### BRIEF
Print every entry exactly as written.

(Data entries)
┄┄┄┄┄┄┄┄┄┄

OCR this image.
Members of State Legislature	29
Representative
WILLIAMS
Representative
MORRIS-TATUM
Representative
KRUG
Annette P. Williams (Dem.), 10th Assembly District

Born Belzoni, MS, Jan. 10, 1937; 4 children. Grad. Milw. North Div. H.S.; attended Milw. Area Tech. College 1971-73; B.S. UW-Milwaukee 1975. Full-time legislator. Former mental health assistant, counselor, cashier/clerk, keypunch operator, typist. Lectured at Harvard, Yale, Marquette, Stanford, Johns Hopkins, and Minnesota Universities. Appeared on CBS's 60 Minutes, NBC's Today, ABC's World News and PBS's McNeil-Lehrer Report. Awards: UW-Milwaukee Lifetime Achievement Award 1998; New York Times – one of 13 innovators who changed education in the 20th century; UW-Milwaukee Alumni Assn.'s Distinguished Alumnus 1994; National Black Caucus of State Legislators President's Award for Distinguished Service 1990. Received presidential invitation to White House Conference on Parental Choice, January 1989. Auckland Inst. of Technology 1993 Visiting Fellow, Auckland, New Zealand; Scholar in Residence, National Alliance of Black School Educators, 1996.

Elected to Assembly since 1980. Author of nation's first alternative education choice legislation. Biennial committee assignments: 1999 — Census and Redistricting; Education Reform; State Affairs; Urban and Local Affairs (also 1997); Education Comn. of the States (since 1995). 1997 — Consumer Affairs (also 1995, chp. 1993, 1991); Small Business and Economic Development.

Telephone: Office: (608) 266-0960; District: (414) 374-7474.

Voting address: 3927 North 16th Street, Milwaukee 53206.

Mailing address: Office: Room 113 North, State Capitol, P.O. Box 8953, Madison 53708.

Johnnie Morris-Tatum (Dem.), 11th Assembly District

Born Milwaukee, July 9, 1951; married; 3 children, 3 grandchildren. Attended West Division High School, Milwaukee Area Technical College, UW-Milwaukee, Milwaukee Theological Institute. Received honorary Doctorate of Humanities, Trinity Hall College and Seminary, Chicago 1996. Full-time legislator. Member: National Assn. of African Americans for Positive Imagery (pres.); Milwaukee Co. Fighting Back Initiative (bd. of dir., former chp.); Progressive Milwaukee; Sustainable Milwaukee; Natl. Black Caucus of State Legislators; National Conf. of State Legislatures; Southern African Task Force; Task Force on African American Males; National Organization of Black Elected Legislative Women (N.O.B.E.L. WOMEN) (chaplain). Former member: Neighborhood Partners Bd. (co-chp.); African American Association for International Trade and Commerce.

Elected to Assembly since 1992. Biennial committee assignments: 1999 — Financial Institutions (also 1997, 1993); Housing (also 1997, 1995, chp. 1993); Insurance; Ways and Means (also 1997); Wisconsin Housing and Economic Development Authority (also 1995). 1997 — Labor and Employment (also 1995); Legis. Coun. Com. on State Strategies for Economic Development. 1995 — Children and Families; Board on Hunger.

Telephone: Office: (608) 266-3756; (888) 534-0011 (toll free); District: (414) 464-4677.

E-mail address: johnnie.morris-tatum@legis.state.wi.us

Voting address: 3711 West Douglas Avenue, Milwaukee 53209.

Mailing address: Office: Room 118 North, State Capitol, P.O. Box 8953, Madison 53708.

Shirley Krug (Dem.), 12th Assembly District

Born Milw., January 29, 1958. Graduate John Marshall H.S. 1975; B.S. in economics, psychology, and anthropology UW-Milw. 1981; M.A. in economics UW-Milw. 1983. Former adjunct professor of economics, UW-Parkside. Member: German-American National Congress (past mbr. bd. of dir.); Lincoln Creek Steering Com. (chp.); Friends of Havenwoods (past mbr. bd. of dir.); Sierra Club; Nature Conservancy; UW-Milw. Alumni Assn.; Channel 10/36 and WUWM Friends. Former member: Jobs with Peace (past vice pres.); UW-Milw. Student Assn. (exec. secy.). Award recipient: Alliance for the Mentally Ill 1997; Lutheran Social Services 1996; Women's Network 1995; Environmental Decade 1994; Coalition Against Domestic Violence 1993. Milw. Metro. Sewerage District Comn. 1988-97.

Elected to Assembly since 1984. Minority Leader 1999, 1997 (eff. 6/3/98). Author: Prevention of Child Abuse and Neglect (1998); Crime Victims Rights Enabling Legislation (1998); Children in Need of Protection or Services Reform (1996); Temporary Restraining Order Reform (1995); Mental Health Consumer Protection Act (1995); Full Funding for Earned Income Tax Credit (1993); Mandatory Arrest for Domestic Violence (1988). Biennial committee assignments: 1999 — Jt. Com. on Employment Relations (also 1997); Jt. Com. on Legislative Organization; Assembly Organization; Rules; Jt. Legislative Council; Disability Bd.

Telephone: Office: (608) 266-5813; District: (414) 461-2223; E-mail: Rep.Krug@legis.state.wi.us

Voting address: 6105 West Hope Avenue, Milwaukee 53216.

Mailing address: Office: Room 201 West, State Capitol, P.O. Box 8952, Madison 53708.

┄┄┄┄┄┄┄┄┄┄

### RESULT
OCR this image.
Members of State Legislature	29
Representative
WILLIAMS
Representative
MORRIS-TATUM
Representative
KRUG
Annette P. Williams (Dem.), 10th Assembly District

Born Belzoni, MS, Jan. 10, 1937; 4 children. Grad. Milw. North Div. H.S.; attended Milw. Area Tech. College 1971-73; B.S. UW-Milwaukee 1975. Full-time legislator. Former mental health assistant, counselor, cashier/clerk, keypunch operator, typist. Lectured at Harvard, Yale, Marquette, Stanford, Johns Hopkins, and Minnesota Universities. Appeared on CBS's 60 Minutes, NBC's Today, ABC's World News and PBS's McNeil-Lehrer Report. Awards: UW-Milwaukee Lifetime Achievement Award 1998; New York Times – one of 13 innovators who changed education in the 20th century; UW-Milwaukee Alumni Assn.'s Distinguished Alumnus 1994; National Black Caucus of State Legislators President's Award for Distinguished Service 1990. Received presidential invitation to White House Conference on Parental Choice, January 1989. Auckland Inst. of Technology 1993 Visiting Fellow, Auckland, New Zealand; Scholar in Residence, National Alliance of Black School Educators, 1996.

Elected to Assembly since 1980. Author of nation's first alternative education choice legislation. Biennial committee assignments: 1999 — Census and Redistricting; Education Reform; State Affairs; Urban and Local Affairs (also 1997); Education Comn. of the States (since 1995). 1997 — Consumer Affairs (also 1995, chp. 1993, 1991); Small Business and Economic Development.

Telephone: Office: (608) 266-0960; District: (414) 374-7474.

Voting address: 3927 North 16th Street, Milwaukee 53206.

Mailing address: Office: Room 113 North, State Capitol, P.O. Box 8953, Madison 53708.

Johnnie Morris-Tatum (Dem.), 11th Assembly District

Born Milwaukee, July 9, 1951; married; 3 children, 3 grandchildren. Attended West Division High School, Milwaukee Area Technical College, UW-Milwaukee, Milwaukee Theological Institute. Received honorary Doctorate of Humanities, Trinity Hall College and Seminary, Chicago 1996. Full-time legislator. Member: National Assn. of African Americans for Positive Imagery (pres.); Milwaukee Co. Fighting Back Initiative (bd. of dir., former chp.); Progressive Milwaukee; Sustainable Milwaukee; Natl. Black Caucus of State Legislators; National Conf. of State Legislatures; Southern African Task Force; Task Force on African American Males; National Organization of Black Elected Legislative Women (N.O.B.E.L. WOMEN) (chaplain). Former member: Neighborhood Partners Bd. (co-chp.); African American Association for International Trade and Commerce.

Elected to Assembly since 1992. Biennial committee assignments: 1999 — Financial Institutions (also 1997, 1993); Housing (also 1997, 1995, chp. 1993); Insurance; Ways and Means (also 1997); Wisconsin Housing and Economic Development Authority (also 1995). 1997 — Labor and Employment (also 1995); Legis. Coun. Com. on State Strategies for Economic Development. 1995 — Children and Families; Board on Hunger.

Telephone: Office: (608) 266-3756; (888) 534-0011 (toll free); District: (414) 464-4677.

E-mail address: johnnie.morris-tatum@legis.state.wi.us

Voting address: 3711 West Douglas Avenue, Milwaukee 53209.

Mailing address: Office: Room 118 North, State Capitol, P.O. Box 8953, Madison 53708.

Shirley Krug (Dem.), 12th Assembly District

Born Milw., January 29, 1958. Graduate John Marshall H.S. 1975; B.S. in economics, psychology, and anthropology UW-Milw. 1981; M.A. in economics UW-Milw. 1983. Former adjunct professor of economics, UW-Parkside. Member: German-American National Congress (past mbr. bd. of dir.); Lincoln Creek Steering Com. (chp.); Friends of Havenwoods (past mbr. bd. of dir.); Sierra Club; Nature Conservancy; UW-Milw. Alumni Assn.; Channel 10/36 and WUWM Friends. Former member: Jobs with Peace (past vice pres.); UW-Milw. Student Assn. (exec. secy.). Award recipient: Alliance for the Mentally Ill 1997; Lutheran Social Services 1996; Women's Network 1995; Environmental Decade 1994; Coalition Against Domestic Violence 1993. Milw. Metro. Sewerage District Comn. 1988-97.

Elected to Assembly since 1984. Minority Leader 1999, 1997 (eff. 6/3/98). Author: Prevention of Child Abuse and Neglect (1998); Crime Victims Rights Enabling Legislation (1998); Children in Need of Protection or Services Reform (1996); Temporary Restraining Order Reform (1995); Mental Health Consumer Protection Act (1995); Full Funding for Earned Income Tax Credit (1993); Mandatory Arrest for Domestic Violence (1988). Biennial committee assignments: 1999 — Jt. Com. on Employment Relations (also 1997); Jt. Com. on Legislative Organization; Assembly Organization; Rules; Jt. Legislative Council; Disability Bd.

Telephone: Office: (608) 266-5813; District: (414) 461-2223; E-mail: Rep.Krug@legis.state.wi.us

Voting address: 6105 West Hope Avenue, Milwaukee 53216.

Mailing address: Office: Room 201 West, State Capitol, P.O. Box 8952, Madison 53708.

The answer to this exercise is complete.